Страница:
Госкомпании ведут бизнес по понятиям
— Евсей Томович, российская экономика действительно нащупала дно? Впереди, уверяют власти, опять рост?
— Российская экономика перестала падать еще где-то в середине 2016 года. В конце прошлого года и начале этого года наметился рост. Но этот рост в основном определяется тем, что после соглашения об ограничении добычи нефти резко повысились цены на нее, за счет чего наша экономика получила сильный толчок. Поэтому не надо обольщаться этими хорошими показателями последней пары месяцев.
Для России остаются вполне актуальными те прогнозы, которые давал МВФ, и которые, собственно, все эксперты разделяют: без серьезных реформ, без изменения экономической политики наш потенциал — это 1,5% роста в год, что можно назвать состоянием стагнации.
— При нынешней стоимости нефти?
— Да, если не будут расти цены на нефть (а какого-то устойчивого их роста никто и не ожидает), то стагнация продолжится. Если цена на нефть будет расти, то ВВП может увеличиться больше чем на 1,5%. В этом году, если сохранится нынешняя цена на нефть, можно ожидать 2% роста, а то и больше.
— Уточните все же: стагнация или рост на 2%?
— Наша экономика зависит от цен на нефть, поэтому нужно смотреть не отдельно взятый год, а в среднесрочном периоде. В какой-то момент цена на нефть вырастет, потом вновь упадет. Соответственно, в один год будет рост экономики на 2,5%, в другой — на 0,5%.
— В чем, по-вашему, главные причины ожидаемой стагнации российской экономики?
— Проблемы столь серьезны, что имеет смысл сосредоточиться на главных. Прежде всего это избыточное участие государства в экономике, доминирование в ключевых секторах государственных или квазигосударственных компаний, которые работают явно по нерыночным принципам. У них очень слабые стимулы повышать эффективность: госкомпаниям проще договориться о льготных кредитах, налоговых льготах, получении какой-то господдержки.

Предоставленные данные:
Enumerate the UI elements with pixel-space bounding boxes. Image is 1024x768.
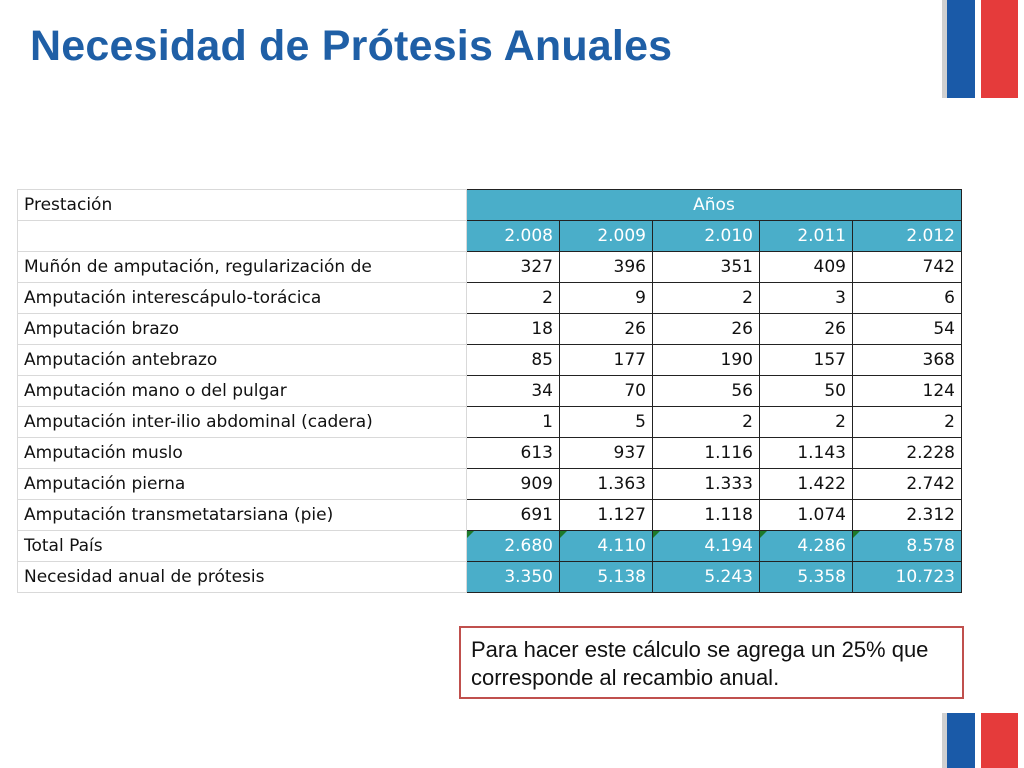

Описание задания: Каков, согласно интервью, годовой потенциал роста российской экономики без серьезных реформ и без изменения экономической политики?

Ответ на задание: 1,5% роста в год.